[Stored data entries]
==============================

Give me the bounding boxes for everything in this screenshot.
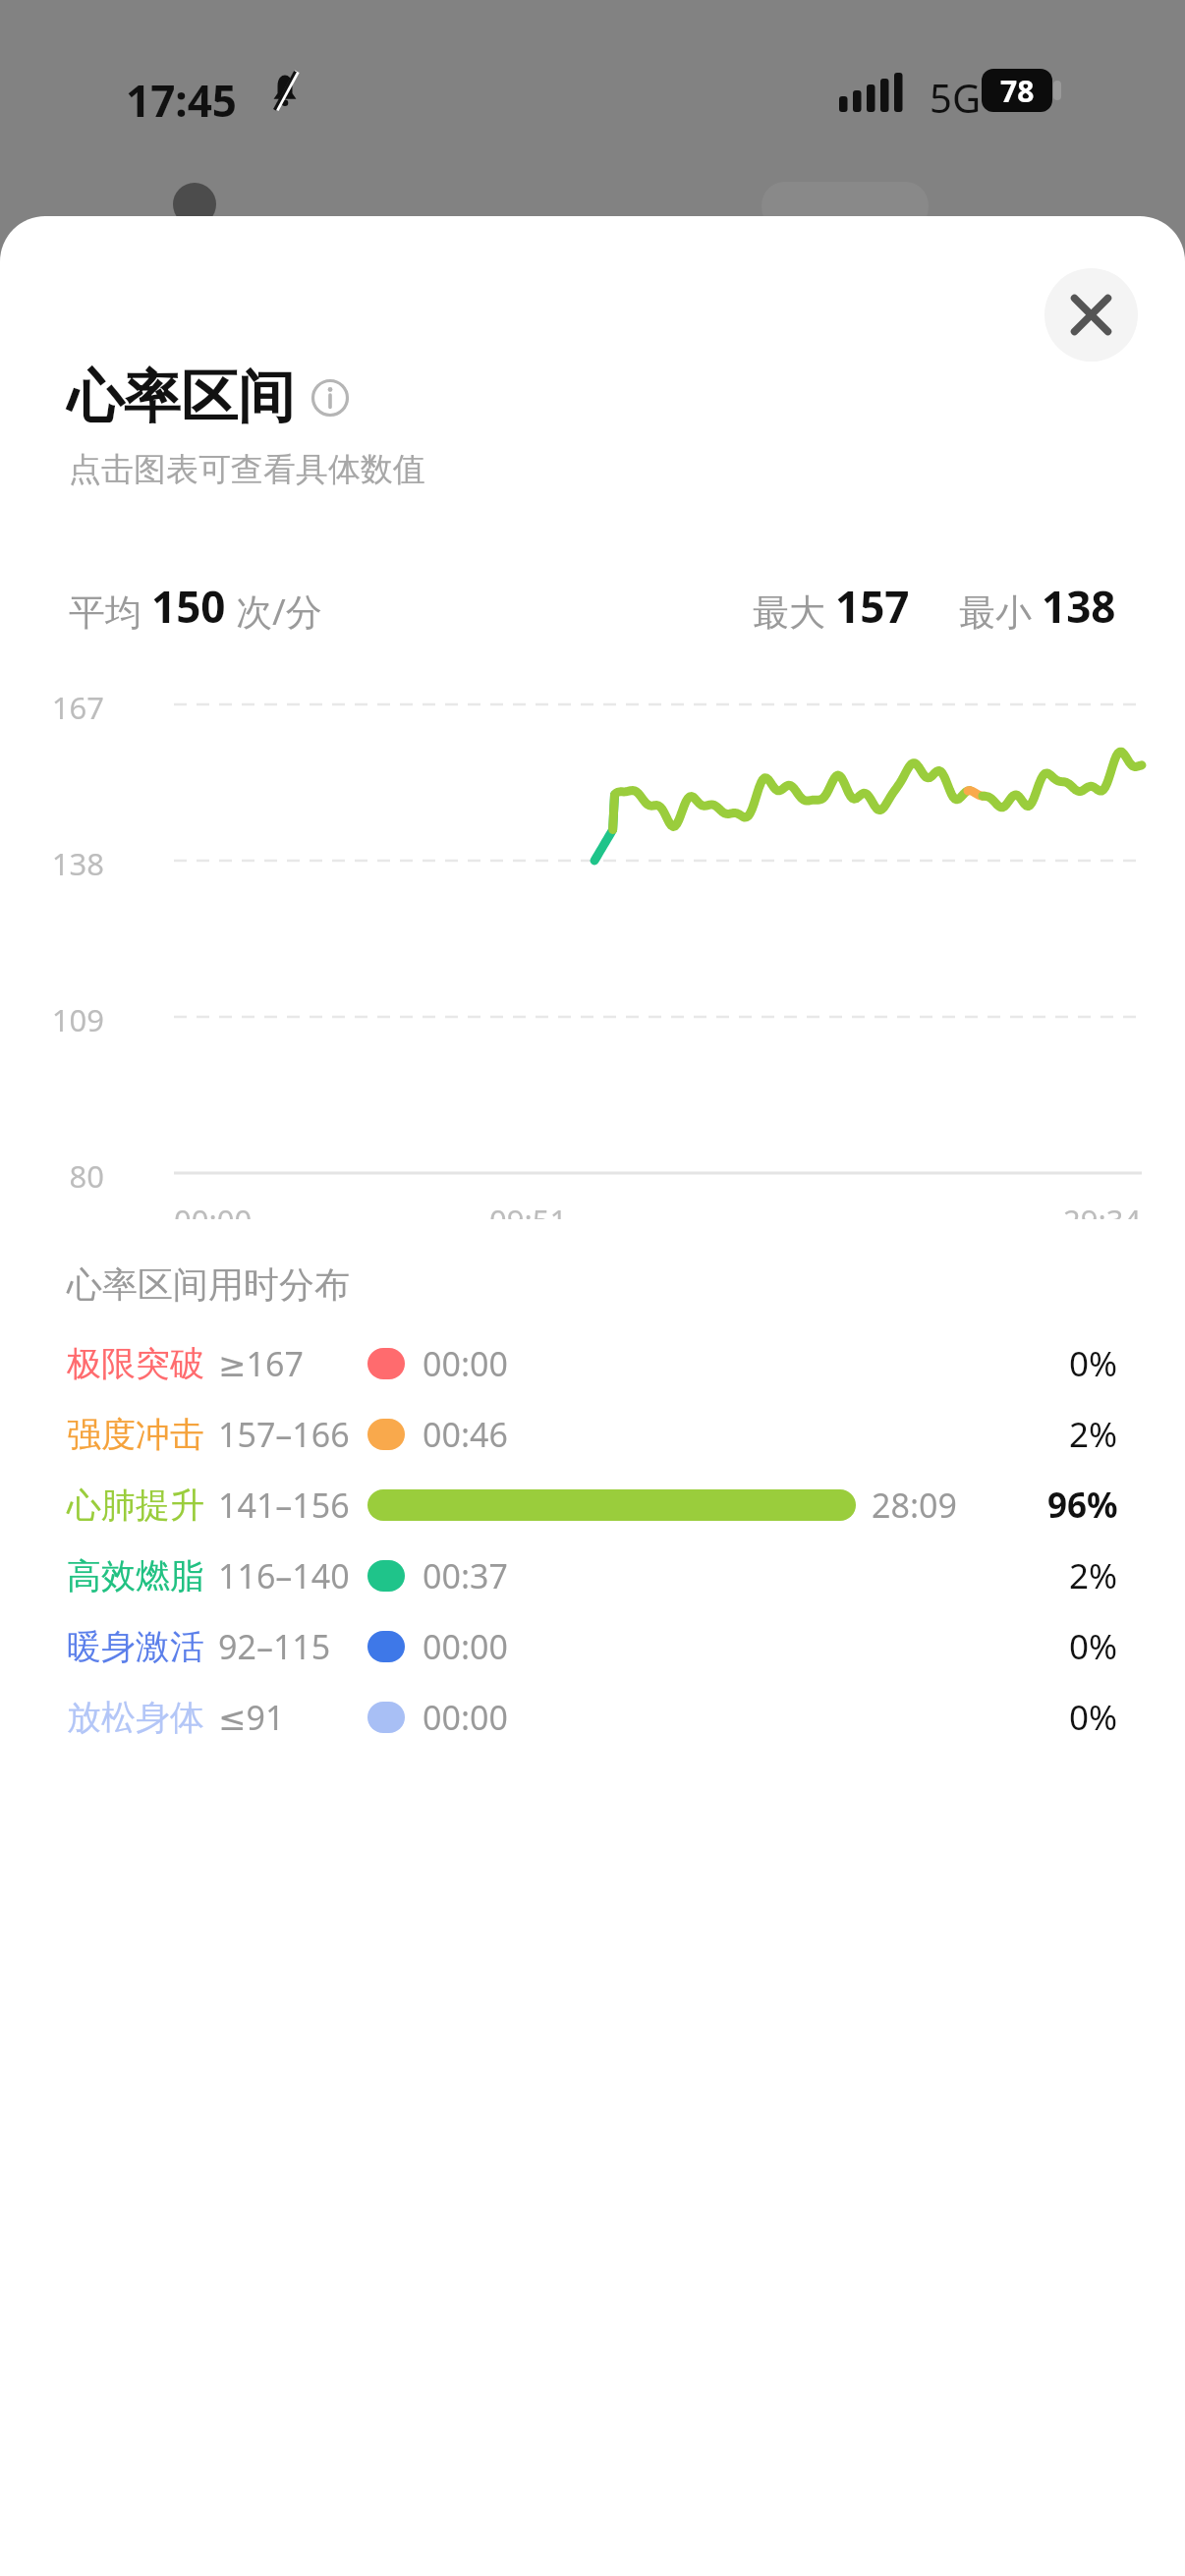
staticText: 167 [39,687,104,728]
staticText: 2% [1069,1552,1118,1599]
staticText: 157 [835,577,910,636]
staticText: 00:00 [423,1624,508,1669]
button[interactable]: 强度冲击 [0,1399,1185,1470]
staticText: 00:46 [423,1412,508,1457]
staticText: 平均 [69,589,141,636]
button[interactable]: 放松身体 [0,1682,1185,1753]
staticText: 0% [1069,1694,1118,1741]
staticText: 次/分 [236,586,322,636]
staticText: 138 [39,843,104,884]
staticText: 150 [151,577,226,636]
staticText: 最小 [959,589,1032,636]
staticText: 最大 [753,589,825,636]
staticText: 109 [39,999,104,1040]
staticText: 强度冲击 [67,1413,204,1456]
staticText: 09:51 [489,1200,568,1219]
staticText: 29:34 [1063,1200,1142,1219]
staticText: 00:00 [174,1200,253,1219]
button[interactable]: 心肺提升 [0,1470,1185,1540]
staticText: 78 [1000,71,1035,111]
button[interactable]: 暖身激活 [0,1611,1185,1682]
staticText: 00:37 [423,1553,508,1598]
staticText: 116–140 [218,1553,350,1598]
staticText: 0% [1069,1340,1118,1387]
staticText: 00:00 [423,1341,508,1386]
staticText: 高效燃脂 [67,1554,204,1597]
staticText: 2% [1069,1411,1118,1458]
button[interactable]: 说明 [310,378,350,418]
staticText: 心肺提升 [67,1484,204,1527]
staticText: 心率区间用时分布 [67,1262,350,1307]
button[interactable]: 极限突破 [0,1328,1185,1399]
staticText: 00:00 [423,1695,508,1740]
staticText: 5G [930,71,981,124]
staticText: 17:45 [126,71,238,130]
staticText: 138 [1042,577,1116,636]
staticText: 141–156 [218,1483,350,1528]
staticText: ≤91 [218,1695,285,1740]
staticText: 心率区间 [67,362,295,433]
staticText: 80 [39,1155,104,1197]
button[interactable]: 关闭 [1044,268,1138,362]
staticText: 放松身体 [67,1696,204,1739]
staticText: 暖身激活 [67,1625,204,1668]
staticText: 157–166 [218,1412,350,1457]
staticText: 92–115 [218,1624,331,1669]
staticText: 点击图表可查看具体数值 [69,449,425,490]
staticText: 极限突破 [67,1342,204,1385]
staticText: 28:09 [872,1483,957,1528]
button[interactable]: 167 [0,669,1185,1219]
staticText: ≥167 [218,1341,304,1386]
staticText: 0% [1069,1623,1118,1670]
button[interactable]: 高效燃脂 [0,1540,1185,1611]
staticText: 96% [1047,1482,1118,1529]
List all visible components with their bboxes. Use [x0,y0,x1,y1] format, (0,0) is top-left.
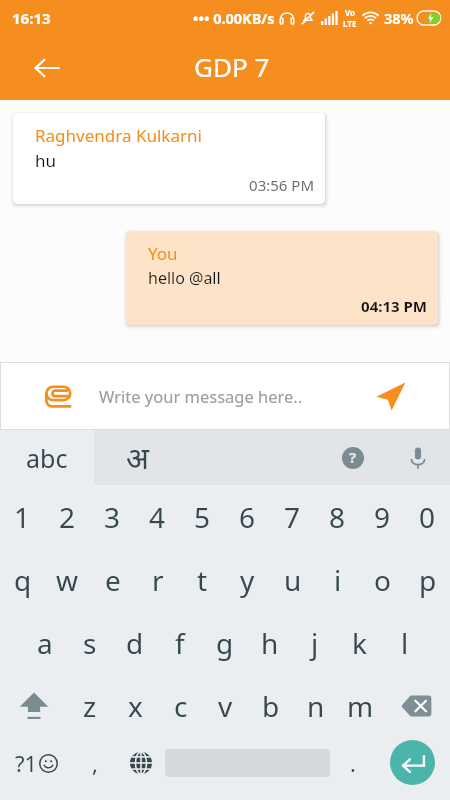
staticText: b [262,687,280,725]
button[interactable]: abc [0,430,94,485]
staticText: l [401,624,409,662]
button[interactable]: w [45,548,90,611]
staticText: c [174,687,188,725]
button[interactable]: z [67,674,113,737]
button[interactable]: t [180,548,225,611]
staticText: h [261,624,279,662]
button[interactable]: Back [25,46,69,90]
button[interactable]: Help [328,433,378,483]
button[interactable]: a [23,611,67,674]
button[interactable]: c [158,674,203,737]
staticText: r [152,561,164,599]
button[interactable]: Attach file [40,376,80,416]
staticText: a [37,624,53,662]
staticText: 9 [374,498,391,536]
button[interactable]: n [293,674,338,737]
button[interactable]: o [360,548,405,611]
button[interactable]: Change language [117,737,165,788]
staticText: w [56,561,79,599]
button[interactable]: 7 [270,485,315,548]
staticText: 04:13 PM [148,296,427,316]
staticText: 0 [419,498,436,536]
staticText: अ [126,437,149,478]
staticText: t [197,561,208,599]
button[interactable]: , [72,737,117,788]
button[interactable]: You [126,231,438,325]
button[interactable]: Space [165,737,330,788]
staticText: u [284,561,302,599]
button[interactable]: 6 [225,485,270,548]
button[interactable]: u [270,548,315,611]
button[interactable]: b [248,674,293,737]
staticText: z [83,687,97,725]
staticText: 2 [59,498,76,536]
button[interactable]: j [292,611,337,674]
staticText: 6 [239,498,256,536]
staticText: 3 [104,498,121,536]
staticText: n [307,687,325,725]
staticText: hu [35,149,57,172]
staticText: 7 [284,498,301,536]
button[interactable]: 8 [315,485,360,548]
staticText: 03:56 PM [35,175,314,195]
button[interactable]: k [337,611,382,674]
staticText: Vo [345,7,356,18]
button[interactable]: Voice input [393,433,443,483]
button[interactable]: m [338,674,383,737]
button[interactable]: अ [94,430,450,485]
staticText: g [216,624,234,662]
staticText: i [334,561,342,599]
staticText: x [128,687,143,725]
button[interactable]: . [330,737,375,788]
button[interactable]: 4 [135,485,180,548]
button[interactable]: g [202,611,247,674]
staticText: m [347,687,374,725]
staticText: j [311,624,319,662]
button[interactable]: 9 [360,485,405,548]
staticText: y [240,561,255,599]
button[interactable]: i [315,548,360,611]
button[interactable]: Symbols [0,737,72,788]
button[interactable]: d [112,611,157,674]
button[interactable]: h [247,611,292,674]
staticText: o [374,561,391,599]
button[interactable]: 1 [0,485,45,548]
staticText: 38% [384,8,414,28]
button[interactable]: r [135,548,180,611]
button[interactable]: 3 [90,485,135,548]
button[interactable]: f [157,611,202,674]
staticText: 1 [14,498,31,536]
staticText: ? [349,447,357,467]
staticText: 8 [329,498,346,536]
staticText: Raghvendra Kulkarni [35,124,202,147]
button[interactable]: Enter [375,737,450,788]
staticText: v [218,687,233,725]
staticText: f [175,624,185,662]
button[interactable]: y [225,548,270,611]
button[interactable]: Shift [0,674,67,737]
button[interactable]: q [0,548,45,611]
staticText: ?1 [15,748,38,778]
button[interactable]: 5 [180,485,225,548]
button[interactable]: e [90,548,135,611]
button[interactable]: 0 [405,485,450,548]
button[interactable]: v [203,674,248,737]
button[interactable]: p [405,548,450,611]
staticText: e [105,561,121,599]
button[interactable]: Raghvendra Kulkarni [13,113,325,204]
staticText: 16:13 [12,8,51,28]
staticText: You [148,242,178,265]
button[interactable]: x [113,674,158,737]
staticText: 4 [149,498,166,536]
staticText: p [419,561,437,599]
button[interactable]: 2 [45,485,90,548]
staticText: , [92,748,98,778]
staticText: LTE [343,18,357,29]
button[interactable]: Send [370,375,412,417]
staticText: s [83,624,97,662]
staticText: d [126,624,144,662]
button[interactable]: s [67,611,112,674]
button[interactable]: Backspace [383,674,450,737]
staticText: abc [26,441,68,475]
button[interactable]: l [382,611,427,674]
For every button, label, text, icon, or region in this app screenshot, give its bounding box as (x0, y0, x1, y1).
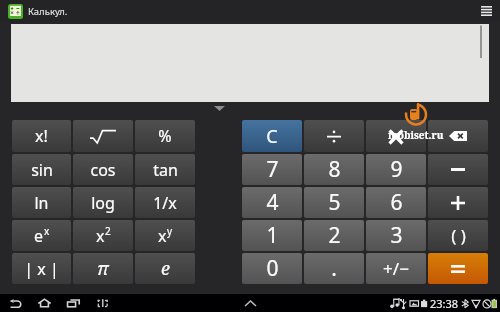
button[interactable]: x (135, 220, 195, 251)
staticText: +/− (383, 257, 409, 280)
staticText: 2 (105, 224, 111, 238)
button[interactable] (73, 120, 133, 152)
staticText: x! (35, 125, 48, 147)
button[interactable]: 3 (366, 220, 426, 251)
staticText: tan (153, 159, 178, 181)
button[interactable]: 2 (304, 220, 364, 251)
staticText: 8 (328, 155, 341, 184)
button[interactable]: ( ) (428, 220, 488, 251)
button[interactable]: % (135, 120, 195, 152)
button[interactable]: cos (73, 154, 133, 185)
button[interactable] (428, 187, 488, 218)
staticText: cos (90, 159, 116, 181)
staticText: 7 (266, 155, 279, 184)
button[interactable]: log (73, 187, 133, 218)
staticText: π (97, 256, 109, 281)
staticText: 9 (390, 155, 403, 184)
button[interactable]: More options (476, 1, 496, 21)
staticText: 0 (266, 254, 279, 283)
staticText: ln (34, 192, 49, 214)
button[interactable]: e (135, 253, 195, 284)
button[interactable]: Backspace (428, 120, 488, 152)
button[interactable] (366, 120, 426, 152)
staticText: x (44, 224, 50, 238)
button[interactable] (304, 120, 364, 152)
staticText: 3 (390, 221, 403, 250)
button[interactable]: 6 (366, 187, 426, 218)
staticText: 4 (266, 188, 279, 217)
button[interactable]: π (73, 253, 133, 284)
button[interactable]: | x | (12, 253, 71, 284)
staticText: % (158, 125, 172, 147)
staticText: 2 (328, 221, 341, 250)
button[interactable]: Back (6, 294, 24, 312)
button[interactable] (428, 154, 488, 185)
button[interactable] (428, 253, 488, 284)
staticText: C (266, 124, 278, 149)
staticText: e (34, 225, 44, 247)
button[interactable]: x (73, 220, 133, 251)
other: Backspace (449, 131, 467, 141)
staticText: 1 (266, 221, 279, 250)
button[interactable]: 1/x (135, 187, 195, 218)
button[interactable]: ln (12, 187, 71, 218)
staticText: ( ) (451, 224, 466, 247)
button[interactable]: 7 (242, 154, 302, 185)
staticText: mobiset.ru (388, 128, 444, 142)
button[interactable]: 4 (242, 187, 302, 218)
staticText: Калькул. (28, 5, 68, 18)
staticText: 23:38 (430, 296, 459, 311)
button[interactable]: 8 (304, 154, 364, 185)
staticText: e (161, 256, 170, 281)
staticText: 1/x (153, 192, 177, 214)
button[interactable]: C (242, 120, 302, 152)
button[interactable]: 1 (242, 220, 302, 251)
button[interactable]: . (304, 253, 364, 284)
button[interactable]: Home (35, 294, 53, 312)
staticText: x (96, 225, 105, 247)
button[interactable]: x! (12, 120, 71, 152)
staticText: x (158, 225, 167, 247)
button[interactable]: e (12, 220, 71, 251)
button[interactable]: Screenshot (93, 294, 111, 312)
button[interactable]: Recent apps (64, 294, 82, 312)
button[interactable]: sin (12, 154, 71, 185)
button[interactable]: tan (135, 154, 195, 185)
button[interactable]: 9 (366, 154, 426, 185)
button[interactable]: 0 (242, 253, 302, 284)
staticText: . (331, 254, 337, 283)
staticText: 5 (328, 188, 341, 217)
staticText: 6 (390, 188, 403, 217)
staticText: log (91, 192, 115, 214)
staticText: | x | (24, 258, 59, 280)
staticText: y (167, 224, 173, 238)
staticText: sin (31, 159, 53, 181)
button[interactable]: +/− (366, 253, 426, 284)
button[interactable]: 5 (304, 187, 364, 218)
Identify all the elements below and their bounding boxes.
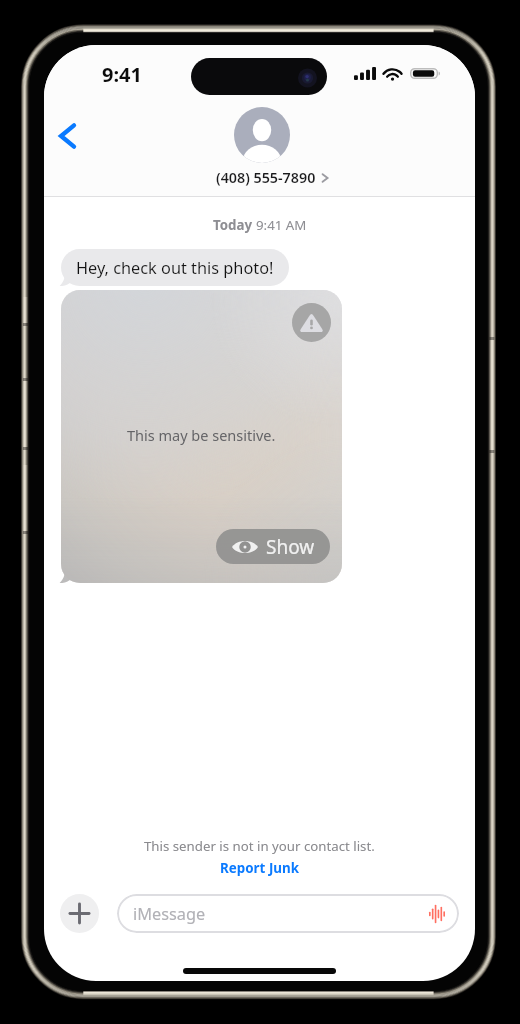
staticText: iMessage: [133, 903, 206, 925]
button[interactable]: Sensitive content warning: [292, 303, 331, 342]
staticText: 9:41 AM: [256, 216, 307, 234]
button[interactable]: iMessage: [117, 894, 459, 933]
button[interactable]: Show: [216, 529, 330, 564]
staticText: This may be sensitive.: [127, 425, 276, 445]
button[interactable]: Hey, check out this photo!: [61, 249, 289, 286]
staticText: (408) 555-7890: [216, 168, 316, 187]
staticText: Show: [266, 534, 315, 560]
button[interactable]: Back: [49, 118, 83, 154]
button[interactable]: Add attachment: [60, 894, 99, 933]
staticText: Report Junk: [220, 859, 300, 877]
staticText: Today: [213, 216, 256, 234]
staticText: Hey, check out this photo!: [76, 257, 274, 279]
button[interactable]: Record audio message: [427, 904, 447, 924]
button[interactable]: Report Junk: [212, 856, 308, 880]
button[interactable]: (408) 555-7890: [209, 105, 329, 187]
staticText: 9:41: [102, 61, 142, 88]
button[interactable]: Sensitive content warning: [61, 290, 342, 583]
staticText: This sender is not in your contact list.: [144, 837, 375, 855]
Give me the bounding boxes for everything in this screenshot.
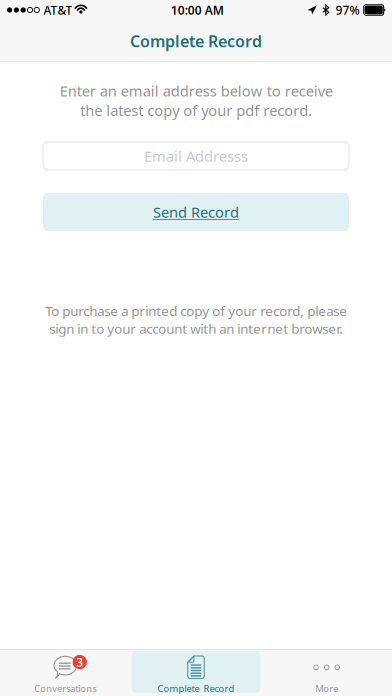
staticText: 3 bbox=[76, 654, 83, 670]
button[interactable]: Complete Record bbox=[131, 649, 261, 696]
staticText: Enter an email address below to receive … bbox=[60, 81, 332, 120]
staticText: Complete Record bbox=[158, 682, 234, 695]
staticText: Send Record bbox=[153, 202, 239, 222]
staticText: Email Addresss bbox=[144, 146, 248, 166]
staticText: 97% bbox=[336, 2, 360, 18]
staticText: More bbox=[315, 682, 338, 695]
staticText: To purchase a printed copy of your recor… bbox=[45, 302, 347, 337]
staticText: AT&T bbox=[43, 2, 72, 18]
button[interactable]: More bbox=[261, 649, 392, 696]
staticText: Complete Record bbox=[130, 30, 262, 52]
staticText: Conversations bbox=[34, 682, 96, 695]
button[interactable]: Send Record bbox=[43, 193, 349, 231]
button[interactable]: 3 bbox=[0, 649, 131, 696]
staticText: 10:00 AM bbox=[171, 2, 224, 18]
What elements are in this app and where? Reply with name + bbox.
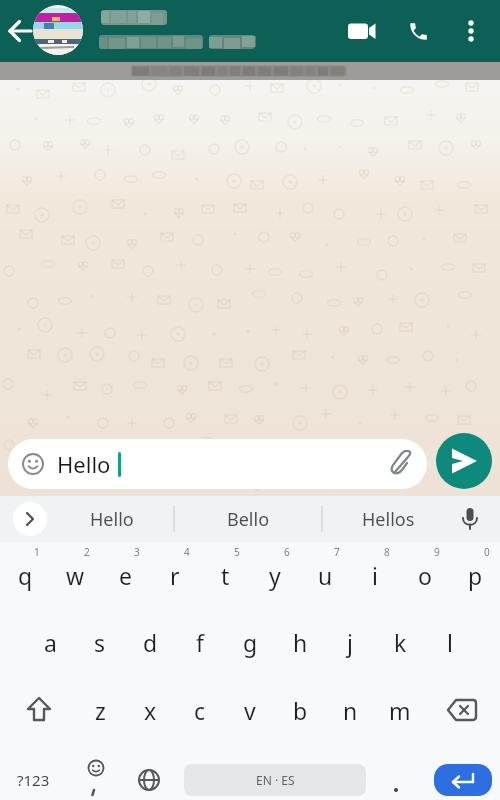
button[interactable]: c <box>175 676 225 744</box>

==============================

* **Problem requirements**
Copy out the lines of the material from the line containing "staticText: iMessage: [133, 903, 206, 925]" through the line containing "staticText: 9:41: [102, 61, 142, 88]", both included, reproducing each one precisely as it appears.

* **Answer to this task**
staticText: iMessage: [133, 903, 206, 925]
button[interactable]: Sensitive content warning: [292, 303, 331, 342]
staticText: 9:41 AM: [256, 216, 307, 234]
button[interactable]: iMessage: [117, 894, 459, 933]
button[interactable]: Show: [216, 529, 330, 564]
staticText: This may be sensitive.: [127, 425, 276, 445]
button[interactable]: Hey, check out this photo!: [61, 249, 289, 286]
staticText: (408) 555-7890: [216, 168, 316, 187]
staticText: Show: [266, 534, 315, 560]
button[interactable]: Back: [49, 118, 83, 154]
button[interactable]: Add attachment: [60, 894, 99, 933]
staticText: Report Junk: [220, 859, 300, 877]
staticText: Today: [213, 216, 256, 234]
staticText: Hey, check out this photo!: [76, 257, 274, 279]
button[interactable]: Record audio message: [427, 904, 447, 924]
button[interactable]: Report Junk: [212, 856, 308, 880]
button[interactable]: (408) 555-7890: [209, 105, 329, 187]
staticText: 9:41: [102, 61, 142, 88]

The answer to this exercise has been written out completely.